▸ **Do this**
Search the material for the string "value", then report how many lines hold it, with no other text.

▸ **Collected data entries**

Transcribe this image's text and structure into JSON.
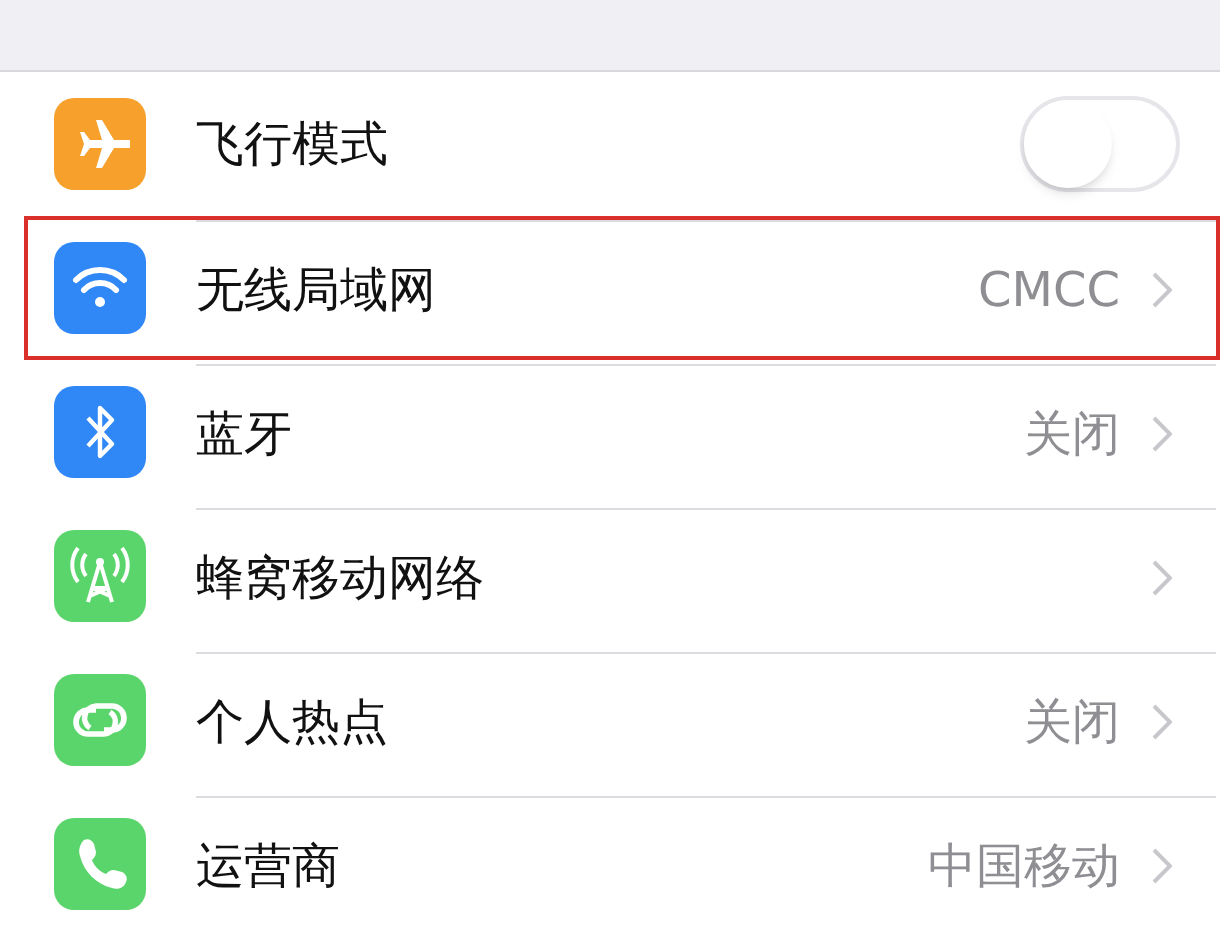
{
  "rows": [
    {
      "color": "#f7a12c",
      "label": "飞行模式",
      "kind": "toggle",
      "on": false,
      "highlighted": false
    },
    {
      "color": "#2f88f5",
      "label": "无线局域网",
      "kind": "link",
      "value": "CMCC",
      "highlighted": true
    },
    {
      "color": "#2f88f5",
      "label": "蓝牙",
      "kind": "link",
      "value": "关闭",
      "highlighted": false
    },
    {
      "color": "#5ad56b",
      "label": "蜂窝移动网络",
      "kind": "link",
      "highlighted": false
    },
    {
      "color": "#5ad56b",
      "label": "个人热点",
      "kind": "link",
      "value": "关闭",
      "highlighted": false
    },
    {
      "color": "#5ad56b",
      "label": "运营商",
      "kind": "link",
      "value": "中国移动",
      "highlighted": false
    }
  ]
}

▸ **Solution to the exercise**
4